- [DOCUMENT EXTRACT]:
● ● ● ● ● ● ●

Guernsey - an island escape on the UK's doorstep

by jamestennet

Golden beaches, rolling hills, heavenly seafood - Guernsey has everything you could want from a far-flung island getaway. But this little slice of paradise is less than an hour's flight from the UK...

Thirty miles off the coast of Normandy, but less than an hour’s flight from London, the Channel Islands are a charming oddity, bridging the gap between the UK and mainland Europe. Guernsey is the island to choose if you’re looking for the comfort of modern amenities and developments, without sacrificing the simple pleasures; clean air, rolling green hills, and pristine beaches. For inhabitants of the UK, Guernsey is the most exotic location you can reach without the need for a passport.

Return flights from Gatwick to Guernsey cost as little as £65 (www.flybe.com) and provide that priceless feeling that you really are on holiday – an abundance of French sign posts, exquisite seafood cuisine, and the fact that you’re never more than a few miles from the sea, all combine to magnify this effect. With these low travel costs, it’s more than possible to make the most of a long weekend in Guernsey without spending excessively, and this guide will keep a tight budget in mind from start to finish.

Where to stay

There are a vast number of high-standard hotels scattered around the island. Stand-out accommodation options include Hotel Jerbourg, perched on Jerbourg point in the far South-Eastern corner of the island (Double room with seaview from £89/night. Jerbourg Point, St. Martins, GY4 6BJ) and the luxurious, 4* Fermain Valley Hotel (Double room from £140/night. Fermain Lane, St. Peter Port, GY1 1ZZ). My personal recommendation, though, would have to be Le Friquet Hotel (Rue du Friquet, Castel, GY5 7ST). Prices for a well-equipped, en-suite double room start at £70 (including breakfast). The hotel’s central location provides the perfect starting point for explorations all over the island, and the reception staff are more than happy to arrange bicycle hire (the longer the duration, the cheaper the price – 48 hours hire costs £7 per day, per person). There is also a handy bus service on offer – a pass for 10 single journeys is only £5.50 – but nothing can beat the sense of freedom and ease of movement granted by pedal power!

● ● ● ● ● ● ●

- [EXTRACTED MATERIAL]:
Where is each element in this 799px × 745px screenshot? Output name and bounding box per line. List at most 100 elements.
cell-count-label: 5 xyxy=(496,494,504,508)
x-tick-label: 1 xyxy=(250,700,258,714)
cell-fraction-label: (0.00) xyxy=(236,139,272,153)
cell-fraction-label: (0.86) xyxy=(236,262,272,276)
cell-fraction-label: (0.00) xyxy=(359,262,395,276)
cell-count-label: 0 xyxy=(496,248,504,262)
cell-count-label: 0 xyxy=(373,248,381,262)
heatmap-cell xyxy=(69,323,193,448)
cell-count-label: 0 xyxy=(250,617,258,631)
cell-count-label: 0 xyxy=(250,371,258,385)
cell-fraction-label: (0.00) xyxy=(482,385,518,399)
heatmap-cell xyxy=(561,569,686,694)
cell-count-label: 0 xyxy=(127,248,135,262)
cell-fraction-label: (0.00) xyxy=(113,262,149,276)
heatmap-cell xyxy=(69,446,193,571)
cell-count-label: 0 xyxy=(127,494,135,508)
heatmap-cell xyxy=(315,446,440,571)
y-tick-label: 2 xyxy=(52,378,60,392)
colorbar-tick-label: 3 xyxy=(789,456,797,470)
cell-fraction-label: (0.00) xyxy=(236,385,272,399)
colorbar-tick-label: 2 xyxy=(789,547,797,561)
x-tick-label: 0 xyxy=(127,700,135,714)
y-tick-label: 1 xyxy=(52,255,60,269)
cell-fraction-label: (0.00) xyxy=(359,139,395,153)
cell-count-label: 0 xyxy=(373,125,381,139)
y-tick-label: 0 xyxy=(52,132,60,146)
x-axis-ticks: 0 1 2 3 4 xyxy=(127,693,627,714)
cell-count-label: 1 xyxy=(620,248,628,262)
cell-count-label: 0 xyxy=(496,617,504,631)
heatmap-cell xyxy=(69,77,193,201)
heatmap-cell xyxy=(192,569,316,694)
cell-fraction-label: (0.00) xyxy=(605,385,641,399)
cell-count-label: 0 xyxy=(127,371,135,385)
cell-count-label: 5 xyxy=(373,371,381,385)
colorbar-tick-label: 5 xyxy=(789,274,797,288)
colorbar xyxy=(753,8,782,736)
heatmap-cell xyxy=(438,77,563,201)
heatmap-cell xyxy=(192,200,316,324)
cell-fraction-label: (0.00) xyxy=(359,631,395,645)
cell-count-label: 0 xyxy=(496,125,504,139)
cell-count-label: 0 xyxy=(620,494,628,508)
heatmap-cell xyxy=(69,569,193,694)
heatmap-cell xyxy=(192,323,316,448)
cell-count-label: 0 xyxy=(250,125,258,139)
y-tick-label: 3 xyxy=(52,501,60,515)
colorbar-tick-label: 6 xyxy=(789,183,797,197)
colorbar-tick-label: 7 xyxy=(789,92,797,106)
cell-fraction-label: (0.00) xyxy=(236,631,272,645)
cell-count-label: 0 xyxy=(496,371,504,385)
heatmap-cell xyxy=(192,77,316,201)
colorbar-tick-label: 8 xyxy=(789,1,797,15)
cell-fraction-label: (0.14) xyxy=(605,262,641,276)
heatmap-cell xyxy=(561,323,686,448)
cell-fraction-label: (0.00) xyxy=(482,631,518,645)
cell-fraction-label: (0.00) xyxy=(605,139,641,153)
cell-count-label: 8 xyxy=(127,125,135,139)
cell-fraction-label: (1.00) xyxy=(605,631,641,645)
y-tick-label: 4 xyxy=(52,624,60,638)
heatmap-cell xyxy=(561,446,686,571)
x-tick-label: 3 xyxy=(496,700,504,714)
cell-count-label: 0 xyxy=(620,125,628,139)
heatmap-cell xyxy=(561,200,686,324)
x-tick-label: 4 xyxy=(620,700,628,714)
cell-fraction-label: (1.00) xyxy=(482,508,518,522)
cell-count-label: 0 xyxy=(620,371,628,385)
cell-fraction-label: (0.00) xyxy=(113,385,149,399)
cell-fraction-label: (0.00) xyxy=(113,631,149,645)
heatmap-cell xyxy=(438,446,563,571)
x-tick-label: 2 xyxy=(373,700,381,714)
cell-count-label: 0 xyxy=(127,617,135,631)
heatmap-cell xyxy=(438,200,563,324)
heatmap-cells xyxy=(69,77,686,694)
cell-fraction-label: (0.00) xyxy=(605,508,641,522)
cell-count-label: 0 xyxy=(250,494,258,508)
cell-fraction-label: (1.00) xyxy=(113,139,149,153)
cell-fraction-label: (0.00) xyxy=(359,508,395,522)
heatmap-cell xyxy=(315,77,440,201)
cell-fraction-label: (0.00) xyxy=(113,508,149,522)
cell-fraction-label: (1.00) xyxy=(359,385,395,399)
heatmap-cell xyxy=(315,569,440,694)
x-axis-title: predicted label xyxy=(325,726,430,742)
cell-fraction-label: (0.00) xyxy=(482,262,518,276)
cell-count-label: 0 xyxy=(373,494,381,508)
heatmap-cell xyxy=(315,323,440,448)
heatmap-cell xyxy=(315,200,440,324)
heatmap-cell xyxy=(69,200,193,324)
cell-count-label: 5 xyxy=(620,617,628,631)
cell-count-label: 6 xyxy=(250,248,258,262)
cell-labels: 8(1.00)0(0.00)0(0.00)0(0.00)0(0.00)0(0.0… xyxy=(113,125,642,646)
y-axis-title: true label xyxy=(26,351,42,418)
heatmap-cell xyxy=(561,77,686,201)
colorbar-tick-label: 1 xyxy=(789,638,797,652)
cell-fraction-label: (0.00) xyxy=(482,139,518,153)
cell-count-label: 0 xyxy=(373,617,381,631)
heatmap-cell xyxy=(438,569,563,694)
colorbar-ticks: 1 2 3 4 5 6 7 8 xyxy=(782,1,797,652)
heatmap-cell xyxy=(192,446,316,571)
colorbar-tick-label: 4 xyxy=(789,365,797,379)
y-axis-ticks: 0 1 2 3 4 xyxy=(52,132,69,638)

● ● ● ● ● ● ●

Decide whether each statement below agrees with the Guernsey travel guide. Answer yes or no for each, and quote the deciding words of the guide.
1. Return flights from Gatwick to Guernsey can cost as little as £65.
2. The Fermain Valley Hotel is described as a 3* hotel.
3. A pass for 10 single bus journeys costs £10.
The items play no part in this work.

1. Yes: "Return flights from Gatwick to Guernsey cost as little as £65"
2. No: "the luxurious, 4* Fermain Valley Hotel"
3. No: "a pass for 10 single journeys is only £5.50"